◆ INPUT RECORDS
:::

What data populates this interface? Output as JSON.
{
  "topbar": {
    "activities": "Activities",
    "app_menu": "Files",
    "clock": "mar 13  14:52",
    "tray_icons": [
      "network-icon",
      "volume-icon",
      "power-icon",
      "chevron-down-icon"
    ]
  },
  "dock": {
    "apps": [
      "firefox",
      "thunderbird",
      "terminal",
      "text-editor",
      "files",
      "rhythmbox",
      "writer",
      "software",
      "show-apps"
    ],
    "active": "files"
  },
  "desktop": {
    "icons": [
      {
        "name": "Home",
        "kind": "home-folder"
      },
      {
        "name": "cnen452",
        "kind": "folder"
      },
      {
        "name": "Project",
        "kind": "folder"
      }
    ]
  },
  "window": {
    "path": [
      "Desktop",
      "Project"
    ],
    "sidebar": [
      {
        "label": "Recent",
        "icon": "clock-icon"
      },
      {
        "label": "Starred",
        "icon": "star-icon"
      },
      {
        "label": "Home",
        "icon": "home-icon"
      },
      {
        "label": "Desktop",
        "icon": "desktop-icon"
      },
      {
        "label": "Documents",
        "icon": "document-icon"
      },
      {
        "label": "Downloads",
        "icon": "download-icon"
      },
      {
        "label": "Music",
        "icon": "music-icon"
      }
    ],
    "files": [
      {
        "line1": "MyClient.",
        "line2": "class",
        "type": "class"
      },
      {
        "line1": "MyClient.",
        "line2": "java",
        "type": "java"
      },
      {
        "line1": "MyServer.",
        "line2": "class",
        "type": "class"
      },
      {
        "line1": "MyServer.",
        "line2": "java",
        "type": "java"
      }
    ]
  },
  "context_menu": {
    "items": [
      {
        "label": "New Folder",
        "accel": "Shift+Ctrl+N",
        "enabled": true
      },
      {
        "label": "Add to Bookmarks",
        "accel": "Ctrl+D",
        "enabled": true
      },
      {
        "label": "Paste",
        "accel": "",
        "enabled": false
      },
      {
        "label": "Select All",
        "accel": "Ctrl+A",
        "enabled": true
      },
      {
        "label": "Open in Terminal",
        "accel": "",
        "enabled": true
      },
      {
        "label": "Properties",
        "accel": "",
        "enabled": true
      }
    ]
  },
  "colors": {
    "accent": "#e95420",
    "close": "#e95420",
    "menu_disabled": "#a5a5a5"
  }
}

:::

Every line above should be printed again exactly as it stands.

What data populates this interface? Output as JSON.
{
  "topbar": {
    "activities": "Activities",
    "app_menu": "Files",
    "clock": "mar 13  14:52",
    "tray_icons": [
      "network-icon",
      "volume-icon",
      "power-icon",
      "chevron-down-icon"
    ]
  },
  "dock": {
    "apps": [
      "firefox",
      "thunderbird",
      "terminal",
      "text-editor",
      "files",
      "rhythmbox",
      "writer",
      "software",
      "show-apps"
    ],
    "active": "files"
  },
  "desktop": {
    "icons": [
      {
        "name": "Home",
        "kind": "home-folder"
      },
      {
        "name": "cnen452",
        "kind": "folder"
      },
      {
        "name": "Project",
        "kind": "folder"
      }
    ]
  },
  "window": {
    "path": [
      "Desktop",
      "Project"
    ],
    "sidebar": [
      {
        "label": "Recent",
        "icon": "clock-icon"
      },
      {
        "label": "Starred",
        "icon": "star-icon"
      },
      {
        "label": "Home",
        "icon": "home-icon"
      },
      {
        "label": "Desktop",
        "icon": "desktop-icon"
      },
      {
        "label": "Documents",
        "icon": "document-icon"
      },
      {
        "label": "Downloads",
        "icon": "download-icon"
      },
      {
        "label": "Music",
        "icon": "music-icon"
      }
    ],
    "files": [
      {
        "line1": "MyClient.",
        "line2": "class",
        "type": "class"
      },
      {
        "line1": "MyClient.",
        "line2": "java",
        "type": "java"
      },
      {
        "line1": "MyServer.",
        "line2": "class",
        "type": "class"
      },
      {
        "line1": "MyServer.",
        "line2": "java",
        "type": "java"
      }
    ]
  },
  "context_menu": {
    "items": [
      {
        "label": "New Folder",
        "accel": "Shift+Ctrl+N",
        "enabled": true
      },
      {
        "label": "Add to Bookmarks",
        "accel": "Ctrl+D",
        "enabled": true
      },
      {
        "label": "Paste",
        "accel": "",
        "enabled": false
      },
      {
        "label": "Select All",
        "accel": "Ctrl+A",
        "enabled": true
      },
      {
        "label": "Open in Terminal",
        "accel": "",
        "enabled": true
      },
      {
        "label": "Properties",
        "accel": "",
        "enabled": true
      }
    ]
  },
  "colors": {
    "accent": "#e95420",
    "close": "#e95420",
    "menu_disabled": "#a5a5a5"
  }
}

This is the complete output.